— START OF EXTRACTED INFORMATION —
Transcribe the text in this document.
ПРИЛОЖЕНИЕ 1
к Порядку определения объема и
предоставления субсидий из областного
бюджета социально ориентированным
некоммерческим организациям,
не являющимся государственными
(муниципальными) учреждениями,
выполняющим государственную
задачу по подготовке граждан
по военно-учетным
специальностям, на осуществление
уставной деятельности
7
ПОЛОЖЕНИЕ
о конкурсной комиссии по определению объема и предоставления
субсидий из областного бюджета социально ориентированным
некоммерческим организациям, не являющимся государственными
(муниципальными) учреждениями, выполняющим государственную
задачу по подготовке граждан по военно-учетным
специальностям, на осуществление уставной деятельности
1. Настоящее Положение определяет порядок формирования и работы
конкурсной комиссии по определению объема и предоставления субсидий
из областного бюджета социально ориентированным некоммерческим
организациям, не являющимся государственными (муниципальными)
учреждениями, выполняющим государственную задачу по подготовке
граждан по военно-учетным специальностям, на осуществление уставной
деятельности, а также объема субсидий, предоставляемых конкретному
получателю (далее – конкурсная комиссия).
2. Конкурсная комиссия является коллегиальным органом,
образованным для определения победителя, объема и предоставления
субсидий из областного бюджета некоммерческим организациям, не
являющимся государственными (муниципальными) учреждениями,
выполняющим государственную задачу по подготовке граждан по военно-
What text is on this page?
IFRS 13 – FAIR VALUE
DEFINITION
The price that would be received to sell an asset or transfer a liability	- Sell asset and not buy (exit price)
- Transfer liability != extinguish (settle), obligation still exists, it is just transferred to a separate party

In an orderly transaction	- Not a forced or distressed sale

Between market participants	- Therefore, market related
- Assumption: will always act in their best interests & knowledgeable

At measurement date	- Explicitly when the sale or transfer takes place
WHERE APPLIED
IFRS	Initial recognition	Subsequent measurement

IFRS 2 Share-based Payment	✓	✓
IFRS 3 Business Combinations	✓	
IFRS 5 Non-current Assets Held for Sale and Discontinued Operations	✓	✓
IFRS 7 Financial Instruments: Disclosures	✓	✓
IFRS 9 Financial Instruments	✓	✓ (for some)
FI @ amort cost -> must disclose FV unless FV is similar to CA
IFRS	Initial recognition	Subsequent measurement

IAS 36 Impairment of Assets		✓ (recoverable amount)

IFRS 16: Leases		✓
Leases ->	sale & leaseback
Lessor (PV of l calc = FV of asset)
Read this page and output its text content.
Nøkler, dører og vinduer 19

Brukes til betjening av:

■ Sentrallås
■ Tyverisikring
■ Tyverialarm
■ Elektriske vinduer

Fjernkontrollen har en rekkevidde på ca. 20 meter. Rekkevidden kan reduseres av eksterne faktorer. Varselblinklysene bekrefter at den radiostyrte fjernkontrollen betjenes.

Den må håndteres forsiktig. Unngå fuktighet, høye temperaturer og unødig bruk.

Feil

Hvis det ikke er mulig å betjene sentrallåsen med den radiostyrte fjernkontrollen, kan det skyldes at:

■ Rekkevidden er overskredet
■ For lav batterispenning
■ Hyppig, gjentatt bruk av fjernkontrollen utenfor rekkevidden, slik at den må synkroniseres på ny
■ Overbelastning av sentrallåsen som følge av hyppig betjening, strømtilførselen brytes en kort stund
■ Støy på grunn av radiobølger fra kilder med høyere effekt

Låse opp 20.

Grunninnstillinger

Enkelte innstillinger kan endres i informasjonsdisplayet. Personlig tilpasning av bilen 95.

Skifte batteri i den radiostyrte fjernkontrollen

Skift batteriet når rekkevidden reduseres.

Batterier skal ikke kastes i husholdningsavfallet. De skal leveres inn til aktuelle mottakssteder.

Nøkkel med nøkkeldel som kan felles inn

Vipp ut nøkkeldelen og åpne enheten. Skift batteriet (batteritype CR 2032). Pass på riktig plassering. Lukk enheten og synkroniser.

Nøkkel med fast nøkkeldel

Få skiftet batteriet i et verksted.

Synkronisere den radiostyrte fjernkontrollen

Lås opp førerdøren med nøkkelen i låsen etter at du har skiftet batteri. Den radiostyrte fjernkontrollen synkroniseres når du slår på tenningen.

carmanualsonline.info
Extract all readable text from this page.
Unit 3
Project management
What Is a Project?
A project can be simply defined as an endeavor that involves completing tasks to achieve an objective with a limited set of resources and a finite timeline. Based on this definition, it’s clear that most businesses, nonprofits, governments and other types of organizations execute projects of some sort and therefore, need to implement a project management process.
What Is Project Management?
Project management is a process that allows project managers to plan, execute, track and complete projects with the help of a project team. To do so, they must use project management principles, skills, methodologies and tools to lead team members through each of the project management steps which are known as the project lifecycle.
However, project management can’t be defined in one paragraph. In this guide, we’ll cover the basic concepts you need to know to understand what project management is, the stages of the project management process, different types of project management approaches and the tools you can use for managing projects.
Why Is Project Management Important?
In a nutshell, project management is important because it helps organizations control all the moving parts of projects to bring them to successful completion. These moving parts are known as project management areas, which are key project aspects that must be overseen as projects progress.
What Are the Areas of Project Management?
— END OF EXTRACTED INFORMATION —
- **THE EXERCISE**:
Copy down the whole of the data above, matching it exactly.

- **TASK RESPONSE**:
Transcribe the text in this document.
ПРИЛОЖЕНИЕ 1
к Порядку определения объема и
предоставления субсидий из областного
бюджета социально ориентированным
некоммерческим организациям,
не являющимся государственными
(муниципальными) учреждениями,
выполняющим государственную
задачу по подготовке граждан
по военно-учетным
специальностям, на осуществление
уставной деятельности
7
ПОЛОЖЕНИЕ
о конкурсной комиссии по определению объема и предоставления
субсидий из областного бюджета социально ориентированным
некоммерческим организациям, не являющимся государственными
(муниципальными) учреждениями, выполняющим государственную
задачу по подготовке граждан по военно-учетным
специальностям, на осуществление уставной деятельности
1. Настоящее Положение определяет порядок формирования и работы
конкурсной комиссии по определению объема и предоставления субсидий
из областного бюджета социально ориентированным некоммерческим
организациям, не являющимся государственными (муниципальными)
учреждениями, выполняющим государственную задачу по подготовке
граждан по военно-учетным специальностям, на осуществление уставной
деятельности, а также объема субсидий, предоставляемых конкретному
получателю (далее – конкурсная комиссия).
2. Конкурсная комиссия является коллегиальным органом,
образованным для определения победителя, объема и предоставления
субсидий из областного бюджета некоммерческим организациям, не
являющимся государственными (муниципальными) учреждениями,
выполняющим государственную задачу по подготовке граждан по военно-
What text is on this page?
IFRS 13 – FAIR VALUE
DEFINITION
The price that would be received to sell an asset or transfer a liability	- Sell asset and not buy (exit price)
- Transfer liability != extinguish (settle), obligation still exists, it is just transferred to a separate party

In an orderly transaction	- Not a forced or distressed sale

Between market participants	- Therefore, market related
- Assumption: will always act in their best interests & knowledgeable

At measurement date	- Explicitly when the sale or transfer takes place
WHERE APPLIED
IFRS	Initial recognition	Subsequent measurement

IFRS 2 Share-based Payment	✓	✓
IFRS 3 Business Combinations	✓	
IFRS 5 Non-current Assets Held for Sale and Discontinued Operations	✓	✓
IFRS 7 Financial Instruments: Disclosures	✓	✓
IFRS 9 Financial Instruments	✓	✓ (for some)
FI @ amort cost -> must disclose FV unless FV is similar to CA
IFRS	Initial recognition	Subsequent measurement

IAS 36 Impairment of Assets		✓ (recoverable amount)

IFRS 16: Leases		✓
Leases ->	sale & leaseback
Lessor (PV of l calc = FV of asset)
Read this page and output its text content.
Nøkler, dører og vinduer 19

Brukes til betjening av:

■ Sentrallås
■ Tyverisikring
■ Tyverialarm
■ Elektriske vinduer

Fjernkontrollen har en rekkevidde på ca. 20 meter. Rekkevidden kan reduseres av eksterne faktorer. Varselblinklysene bekrefter at den radiostyrte fjernkontrollen betjenes.

Den må håndteres forsiktig. Unngå fuktighet, høye temperaturer og unødig bruk.

Feil

Hvis det ikke er mulig å betjene sentrallåsen med den radiostyrte fjernkontrollen, kan det skyldes at:

■ Rekkevidden er overskredet
■ For lav batterispenning
■ Hyppig, gjentatt bruk av fjernkontrollen utenfor rekkevidden, slik at den må synkroniseres på ny
■ Overbelastning av sentrallåsen som følge av hyppig betjening, strømtilførselen brytes en kort stund
■ Støy på grunn av radiobølger fra kilder med høyere effekt

Låse opp 20.

Grunninnstillinger

Enkelte innstillinger kan endres i informasjonsdisplayet. Personlig tilpasning av bilen 95.

Skifte batteri i den radiostyrte fjernkontrollen

Skift batteriet når rekkevidden reduseres.

Batterier skal ikke kastes i husholdningsavfallet. De skal leveres inn til aktuelle mottakssteder.

Nøkkel med nøkkeldel som kan felles inn

Vipp ut nøkkeldelen og åpne enheten. Skift batteriet (batteritype CR 2032). Pass på riktig plassering. Lukk enheten og synkroniser.

Nøkkel med fast nøkkeldel

Få skiftet batteriet i et verksted.

Synkronisere den radiostyrte fjernkontrollen

Lås opp førerdøren med nøkkelen i låsen etter at du har skiftet batteri. Den radiostyrte fjernkontrollen synkroniseres når du slår på tenningen.

carmanualsonline.info
Extract all readable text from this page.
Unit 3
Project management
What Is a Project?
A project can be simply defined as an endeavor that involves completing tasks to achieve an objective with a limited set of resources and a finite timeline. Based on this definition, it’s clear that most businesses, nonprofits, governments and other types of organizations execute projects of some sort and therefore, need to implement a project management process.
What Is Project Management?
Project management is a process that allows project managers to plan, execute, track and complete projects with the help of a project team. To do so, they must use project management principles, skills, methodologies and tools to lead team members through each of the project management steps which are known as the project lifecycle.
However, project management can’t be defined in one paragraph. In this guide, we’ll cover the basic concepts you need to know to understand what project management is, the stages of the project management process, different types of project management approaches and the tools you can use for managing projects.
Why Is Project Management Important?
In a nutshell, project management is important because it helps organizations control all the moving parts of projects to bring them to successful completion. These moving parts are known as project management areas, which are key project aspects that must be overseen as projects progress.
What Are the Areas of Project Management?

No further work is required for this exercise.